▶ **Task**
Give the listing again in full, exactly as written.

▶ **Source material**

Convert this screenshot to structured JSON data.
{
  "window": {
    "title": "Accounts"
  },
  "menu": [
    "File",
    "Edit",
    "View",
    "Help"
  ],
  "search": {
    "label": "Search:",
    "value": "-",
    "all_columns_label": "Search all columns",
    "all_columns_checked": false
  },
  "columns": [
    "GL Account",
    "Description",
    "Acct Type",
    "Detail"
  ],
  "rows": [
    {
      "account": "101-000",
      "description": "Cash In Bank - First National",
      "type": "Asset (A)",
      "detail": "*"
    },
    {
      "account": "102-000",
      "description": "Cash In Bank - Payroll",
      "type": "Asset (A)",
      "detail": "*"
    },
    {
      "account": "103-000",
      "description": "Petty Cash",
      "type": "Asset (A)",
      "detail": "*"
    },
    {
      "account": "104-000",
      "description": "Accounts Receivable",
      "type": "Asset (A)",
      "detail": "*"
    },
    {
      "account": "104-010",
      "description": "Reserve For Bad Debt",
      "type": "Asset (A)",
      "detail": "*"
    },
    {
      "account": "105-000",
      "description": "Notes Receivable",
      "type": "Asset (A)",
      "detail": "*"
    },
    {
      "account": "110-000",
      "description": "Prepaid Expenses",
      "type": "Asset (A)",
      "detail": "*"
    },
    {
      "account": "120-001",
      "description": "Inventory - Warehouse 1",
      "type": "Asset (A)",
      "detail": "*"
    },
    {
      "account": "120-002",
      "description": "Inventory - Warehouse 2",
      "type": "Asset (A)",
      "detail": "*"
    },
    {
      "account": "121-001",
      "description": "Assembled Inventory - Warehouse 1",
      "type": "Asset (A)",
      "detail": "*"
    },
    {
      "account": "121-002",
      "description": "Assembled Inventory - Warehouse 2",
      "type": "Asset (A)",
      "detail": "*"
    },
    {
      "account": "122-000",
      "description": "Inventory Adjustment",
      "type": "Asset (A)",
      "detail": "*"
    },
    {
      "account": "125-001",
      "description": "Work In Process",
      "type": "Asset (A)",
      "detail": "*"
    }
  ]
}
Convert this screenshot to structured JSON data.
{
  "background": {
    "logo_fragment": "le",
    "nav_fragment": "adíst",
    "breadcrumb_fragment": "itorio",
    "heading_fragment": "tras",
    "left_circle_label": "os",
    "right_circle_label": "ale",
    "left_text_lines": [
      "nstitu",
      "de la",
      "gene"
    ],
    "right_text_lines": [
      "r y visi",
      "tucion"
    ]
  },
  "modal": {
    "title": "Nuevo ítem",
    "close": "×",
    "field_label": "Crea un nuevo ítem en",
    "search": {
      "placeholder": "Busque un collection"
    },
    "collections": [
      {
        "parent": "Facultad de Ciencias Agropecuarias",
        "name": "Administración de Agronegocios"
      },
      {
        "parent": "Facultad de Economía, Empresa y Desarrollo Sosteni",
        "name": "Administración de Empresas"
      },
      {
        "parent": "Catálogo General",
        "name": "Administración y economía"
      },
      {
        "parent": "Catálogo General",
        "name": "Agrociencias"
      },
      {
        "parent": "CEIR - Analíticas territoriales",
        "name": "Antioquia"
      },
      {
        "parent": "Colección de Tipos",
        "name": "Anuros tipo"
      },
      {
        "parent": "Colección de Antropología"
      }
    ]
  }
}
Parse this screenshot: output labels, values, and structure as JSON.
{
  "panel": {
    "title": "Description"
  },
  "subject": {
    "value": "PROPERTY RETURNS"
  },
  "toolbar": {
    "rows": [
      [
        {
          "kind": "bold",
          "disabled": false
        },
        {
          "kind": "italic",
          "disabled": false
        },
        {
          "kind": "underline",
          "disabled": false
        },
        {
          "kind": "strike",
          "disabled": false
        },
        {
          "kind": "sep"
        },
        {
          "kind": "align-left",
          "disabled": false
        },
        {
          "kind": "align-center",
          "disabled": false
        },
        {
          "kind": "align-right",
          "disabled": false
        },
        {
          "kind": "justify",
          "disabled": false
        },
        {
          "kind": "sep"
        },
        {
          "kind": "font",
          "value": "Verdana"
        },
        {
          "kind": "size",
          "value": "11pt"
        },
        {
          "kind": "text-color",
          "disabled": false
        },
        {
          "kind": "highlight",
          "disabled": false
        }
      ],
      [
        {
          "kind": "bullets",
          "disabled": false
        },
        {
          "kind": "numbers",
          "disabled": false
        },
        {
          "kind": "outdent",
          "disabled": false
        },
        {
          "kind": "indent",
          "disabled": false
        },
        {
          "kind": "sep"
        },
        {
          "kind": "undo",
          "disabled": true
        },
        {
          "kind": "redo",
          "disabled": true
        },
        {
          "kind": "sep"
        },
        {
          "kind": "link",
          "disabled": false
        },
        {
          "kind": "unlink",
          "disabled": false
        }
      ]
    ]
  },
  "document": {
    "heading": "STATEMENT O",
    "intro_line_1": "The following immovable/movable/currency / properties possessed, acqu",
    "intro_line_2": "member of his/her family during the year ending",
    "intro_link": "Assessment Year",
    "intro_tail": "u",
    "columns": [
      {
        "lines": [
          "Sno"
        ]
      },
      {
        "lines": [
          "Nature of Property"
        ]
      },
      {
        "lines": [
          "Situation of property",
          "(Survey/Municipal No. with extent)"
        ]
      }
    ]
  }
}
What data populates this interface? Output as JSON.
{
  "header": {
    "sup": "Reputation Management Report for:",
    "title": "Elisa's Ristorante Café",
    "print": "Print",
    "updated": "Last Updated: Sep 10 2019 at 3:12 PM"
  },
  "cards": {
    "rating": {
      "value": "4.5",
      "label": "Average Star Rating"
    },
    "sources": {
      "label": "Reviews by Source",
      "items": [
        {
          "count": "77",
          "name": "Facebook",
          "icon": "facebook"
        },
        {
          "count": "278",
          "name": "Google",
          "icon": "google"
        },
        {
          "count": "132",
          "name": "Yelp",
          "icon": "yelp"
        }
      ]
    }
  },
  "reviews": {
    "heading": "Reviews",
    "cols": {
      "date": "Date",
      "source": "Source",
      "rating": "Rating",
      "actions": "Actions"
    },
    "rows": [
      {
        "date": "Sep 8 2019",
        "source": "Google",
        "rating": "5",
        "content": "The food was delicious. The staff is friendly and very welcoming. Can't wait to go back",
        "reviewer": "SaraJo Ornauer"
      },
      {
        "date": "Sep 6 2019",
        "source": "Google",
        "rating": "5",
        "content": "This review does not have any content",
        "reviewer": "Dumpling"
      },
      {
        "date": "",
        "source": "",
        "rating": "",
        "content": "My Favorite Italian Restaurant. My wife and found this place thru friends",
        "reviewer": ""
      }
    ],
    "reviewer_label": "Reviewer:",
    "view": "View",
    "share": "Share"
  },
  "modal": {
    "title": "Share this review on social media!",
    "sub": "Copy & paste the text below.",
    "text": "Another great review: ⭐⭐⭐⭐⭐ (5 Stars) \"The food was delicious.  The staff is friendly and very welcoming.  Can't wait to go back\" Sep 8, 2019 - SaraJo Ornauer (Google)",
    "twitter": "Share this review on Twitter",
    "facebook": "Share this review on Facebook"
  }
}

▶ **Solution to this task**
Convert this screenshot to structured JSON data.
{
  "window": {
    "title": "Accounts"
  },
  "menu": [
    "File",
    "Edit",
    "View",
    "Help"
  ],
  "search": {
    "label": "Search:",
    "value": "-",
    "all_columns_label": "Search all columns",
    "all_columns_checked": false
  },
  "columns": [
    "GL Account",
    "Description",
    "Acct Type",
    "Detail"
  ],
  "rows": [
    {
      "account": "101-000",
      "description": "Cash In Bank - First National",
      "type": "Asset (A)",
      "detail": "*"
    },
    {
      "account": "102-000",
      "description": "Cash In Bank - Payroll",
      "type": "Asset (A)",
      "detail": "*"
    },
    {
      "account": "103-000",
      "description": "Petty Cash",
      "type": "Asset (A)",
      "detail": "*"
    },
    {
      "account": "104-000",
      "description": "Accounts Receivable",
      "type": "Asset (A)",
      "detail": "*"
    },
    {
      "account": "104-010",
      "description": "Reserve For Bad Debt",
      "type": "Asset (A)",
      "detail": "*"
    },
    {
      "account": "105-000",
      "description": "Notes Receivable",
      "type": "Asset (A)",
      "detail": "*"
    },
    {
      "account": "110-000",
      "description": "Prepaid Expenses",
      "type": "Asset (A)",
      "detail": "*"
    },
    {
      "account": "120-001",
      "description": "Inventory - Warehouse 1",
      "type": "Asset (A)",
      "detail": "*"
    },
    {
      "account": "120-002",
      "description": "Inventory - Warehouse 2",
      "type": "Asset (A)",
      "detail": "*"
    },
    {
      "account": "121-001",
      "description": "Assembled Inventory - Warehouse 1",
      "type": "Asset (A)",
      "detail": "*"
    },
    {
      "account": "121-002",
      "description": "Assembled Inventory - Warehouse 2",
      "type": "Asset (A)",
      "detail": "*"
    },
    {
      "account": "122-000",
      "description": "Inventory Adjustment",
      "type": "Asset (A)",
      "detail": "*"
    },
    {
      "account": "125-001",
      "description": "Work In Process",
      "type": "Asset (A)",
      "detail": "*"
    }
  ]
}
Convert this screenshot to structured JSON data.
{
  "background": {
    "logo_fragment": "le",
    "nav_fragment": "adíst",
    "breadcrumb_fragment": "itorio",
    "heading_fragment": "tras",
    "left_circle_label": "os",
    "right_circle_label": "ale",
    "left_text_lines": [
      "nstitu",
      "de la",
      "gene"
    ],
    "right_text_lines": [
      "r y visi",
      "tucion"
    ]
  },
  "modal": {
    "title": "Nuevo ítem",
    "close": "×",
    "field_label": "Crea un nuevo ítem en",
    "search": {
      "placeholder": "Busque un collection"
    },
    "collections": [
      {
        "parent": "Facultad de Ciencias Agropecuarias",
        "name": "Administración de Agronegocios"
      },
      {
        "parent": "Facultad de Economía, Empresa y Desarrollo Sosteni",
        "name": "Administración de Empresas"
      },
      {
        "parent": "Catálogo General",
        "name": "Administración y economía"
      },
      {
        "parent": "Catálogo General",
        "name": "Agrociencias"
      },
      {
        "parent": "CEIR - Analíticas territoriales",
        "name": "Antioquia"
      },
      {
        "parent": "Colección de Tipos",
        "name": "Anuros tipo"
      },
      {
        "parent": "Colección de Antropología"
      }
    ]
  }
}
Parse this screenshot: output labels, values, and structure as JSON.
{
  "panel": {
    "title": "Description"
  },
  "subject": {
    "value": "PROPERTY RETURNS"
  },
  "toolbar": {
    "rows": [
      [
        {
          "kind": "bold",
          "disabled": false
        },
        {
          "kind": "italic",
          "disabled": false
        },
        {
          "kind": "underline",
          "disabled": false
        },
        {
          "kind": "strike",
          "disabled": false
        },
        {
          "kind": "sep"
        },
        {
          "kind": "align-left",
          "disabled": false
        },
        {
          "kind": "align-center",
          "disabled": false
        },
        {
          "kind": "align-right",
          "disabled": false
        },
        {
          "kind": "justify",
          "disabled": false
        },
        {
          "kind": "sep"
        },
        {
          "kind": "font",
          "value": "Verdana"
        },
        {
          "kind": "size",
          "value": "11pt"
        },
        {
          "kind": "text-color",
          "disabled": false
        },
        {
          "kind": "highlight",
          "disabled": false
        }
      ],
      [
        {
          "kind": "bullets",
          "disabled": false
        },
        {
          "kind": "numbers",
          "disabled": false
        },
        {
          "kind": "outdent",
          "disabled": false
        },
        {
          "kind": "indent",
          "disabled": false
        },
        {
          "kind": "sep"
        },
        {
          "kind": "undo",
          "disabled": true
        },
        {
          "kind": "redo",
          "disabled": true
        },
        {
          "kind": "sep"
        },
        {
          "kind": "link",
          "disabled": false
        },
        {
          "kind": "unlink",
          "disabled": false
        }
      ]
    ]
  },
  "document": {
    "heading": "STATEMENT O",
    "intro_line_1": "The following immovable/movable/currency / properties possessed, acqu",
    "intro_line_2": "member of his/her family during the year ending",
    "intro_link": "Assessment Year",
    "intro_tail": "u",
    "columns": [
      {
        "lines": [
          "Sno"
        ]
      },
      {
        "lines": [
          "Nature of Property"
        ]
      },
      {
        "lines": [
          "Situation of property",
          "(Survey/Municipal No. with extent)"
        ]
      }
    ]
  }
}
What data populates this interface? Output as JSON.
{
  "header": {
    "sup": "Reputation Management Report for:",
    "title": "Elisa's Ristorante Café",
    "print": "Print",
    "updated": "Last Updated: Sep 10 2019 at 3:12 PM"
  },
  "cards": {
    "rating": {
      "value": "4.5",
      "label": "Average Star Rating"
    },
    "sources": {
      "label": "Reviews by Source",
      "items": [
        {
          "count": "77",
          "name": "Facebook",
          "icon": "facebook"
        },
        {
          "count": "278",
          "name": "Google",
          "icon": "google"
        },
        {
          "count": "132",
          "name": "Yelp",
          "icon": "yelp"
        }
      ]
    }
  },
  "reviews": {
    "heading": "Reviews",
    "cols": {
      "date": "Date",
      "source": "Source",
      "rating": "Rating",
      "actions": "Actions"
    },
    "rows": [
      {
        "date": "Sep 8 2019",
        "source": "Google",
        "rating": "5",
        "content": "The food was delicious. The staff is friendly and very welcoming. Can't wait to go back",
        "reviewer": "SaraJo Ornauer"
      },
      {
        "date": "Sep 6 2019",
        "source": "Google",
        "rating": "5",
        "content": "This review does not have any content",
        "reviewer": "Dumpling"
      },
      {
        "date": "",
        "source": "",
        "rating": "",
        "content": "My Favorite Italian Restaurant. My wife and found this place thru friends",
        "reviewer": ""
      }
    ],
    "reviewer_label": "Reviewer:",
    "view": "View",
    "share": "Share"
  },
  "modal": {
    "title": "Share this review on social media!",
    "sub": "Copy & paste the text below.",
    "text": "Another great review: ⭐⭐⭐⭐⭐ (5 Stars) \"The food was delicious.  The staff is friendly and very welcoming.  Can't wait to go back\" Sep 8, 2019 - SaraJo Ornauer (Google)",
    "twitter": "Share this review on Twitter",
    "facebook": "Share this review on Facebook"
  }
}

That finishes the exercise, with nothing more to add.